** start of Extracted entries **

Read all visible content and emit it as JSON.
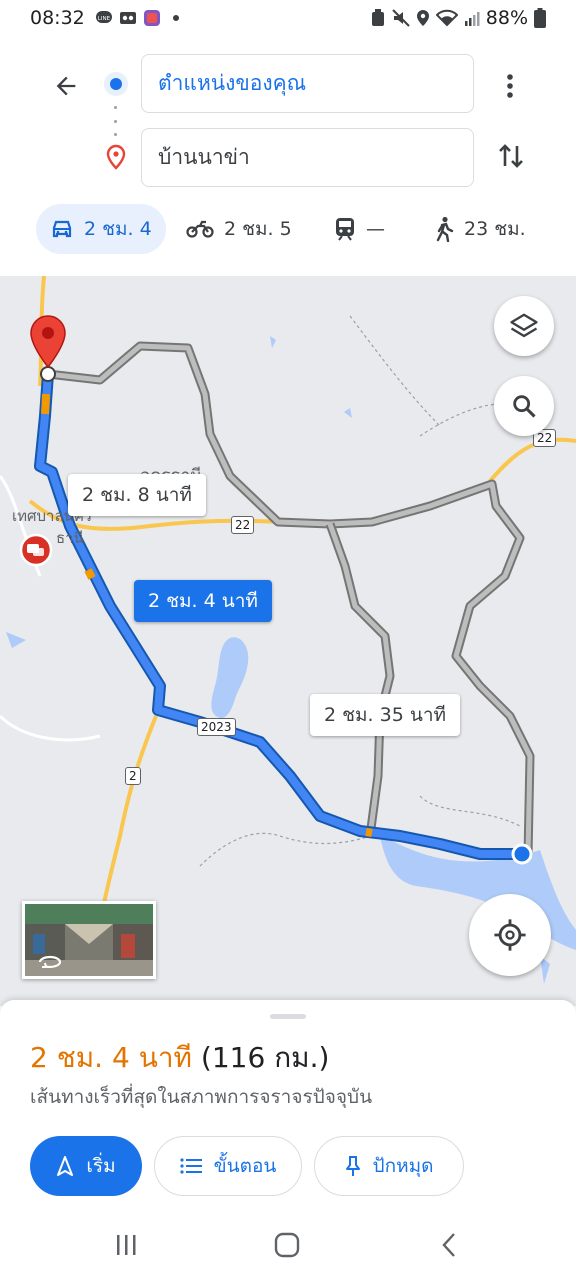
{
  "status_bar": {
    "time": "08:32",
    "battery": "88%",
    "icons": [
      "line-icon",
      "voicemail-icon",
      "app-icon",
      "dot-icon",
      "recycle-icon",
      "mute-icon",
      "location-icon",
      "wifi-icon",
      "signal-icon",
      "battery-icon"
    ]
  },
  "directions": {
    "origin_text": "ตำแหน่งของคุณ",
    "destination_text": "บ้านนาข่า",
    "modes": [
      {
        "name": "car",
        "label": "2 ชม. 4",
        "active": true
      },
      {
        "name": "motorcycle",
        "label": "2 ชม. 5",
        "active": false
      },
      {
        "name": "transit",
        "label": "—",
        "active": false
      },
      {
        "name": "walk",
        "label": "23 ชม.",
        "active": false
      }
    ]
  },
  "map": {
    "place_label": "อุดรธานี",
    "municipality_label": "เทศบาลนคร",
    "municipality_label_2": "ธานี",
    "route_labels": {
      "alt1": "2 ชม. 8 นาที",
      "main": "2 ชม. 4 นาที",
      "alt2": "2 ชม. 35 นาที"
    },
    "road_shields": [
      "22",
      "22",
      "2023",
      "2"
    ],
    "colors": {
      "route_main": "#1a73e8",
      "route_alt": "#9e9e9e",
      "traffic_slow": "#f29900",
      "destination_pin": "#ea4335",
      "water": "#aecbfa",
      "highway": "#f9c74f"
    }
  },
  "summary": {
    "time_text": "2 ชม. 4 นาที",
    "distance_text": "(116 กม.)",
    "subtitle": "เส้นทางเร็วที่สุดในสภาพการจราจรปัจจุบัน"
  },
  "actions": {
    "start_label": "เริ่ม",
    "steps_label": "ขั้นตอน",
    "pin_label": "ปักหมุด"
  }
}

** end of Extracted entries **

Each record above should come back exactly the same, only without its pictures.

Read all visible content and emit it as JSON.
{
  "status_bar": {
    "time": "08:32",
    "battery": "88%",
    "icons": [
      "line-icon",
      "voicemail-icon",
      "app-icon",
      "dot-icon",
      "recycle-icon",
      "mute-icon",
      "location-icon",
      "wifi-icon",
      "signal-icon",
      "battery-icon"
    ]
  },
  "directions": {
    "origin_text": "ตำแหน่งของคุณ",
    "destination_text": "บ้านนาข่า",
    "modes": [
      {
        "name": "car",
        "label": "2 ชม. 4",
        "active": true
      },
      {
        "name": "motorcycle",
        "label": "2 ชม. 5",
        "active": false
      },
      {
        "name": "transit",
        "label": "—",
        "active": false
      },
      {
        "name": "walk",
        "label": "23 ชม.",
        "active": false
      }
    ]
  },
  "map": {
    "place_label": "อุดรธานี",
    "municipality_label": "เทศบาลนคร",
    "municipality_label_2": "ธานี",
    "route_labels": {
      "alt1": "2 ชม. 8 นาที",
      "main": "2 ชม. 4 นาที",
      "alt2": "2 ชม. 35 นาที"
    },
    "road_shields": [
      "22",
      "22",
      "2023",
      "2"
    ],
    "colors": {
      "route_main": "#1a73e8",
      "route_alt": "#9e9e9e",
      "traffic_slow": "#f29900",
      "destination_pin": "#ea4335",
      "water": "#aecbfa",
      "highway": "#f9c74f"
    }
  },
  "summary": {
    "time_text": "2 ชม. 4 นาที",
    "distance_text": "(116 กม.)",
    "subtitle": "เส้นทางเร็วที่สุดในสภาพการจราจรปัจจุบัน"
  },
  "actions": {
    "start_label": "เริ่ม",
    "steps_label": "ขั้นตอน",
    "pin_label": "ปักหมุด"
  }
}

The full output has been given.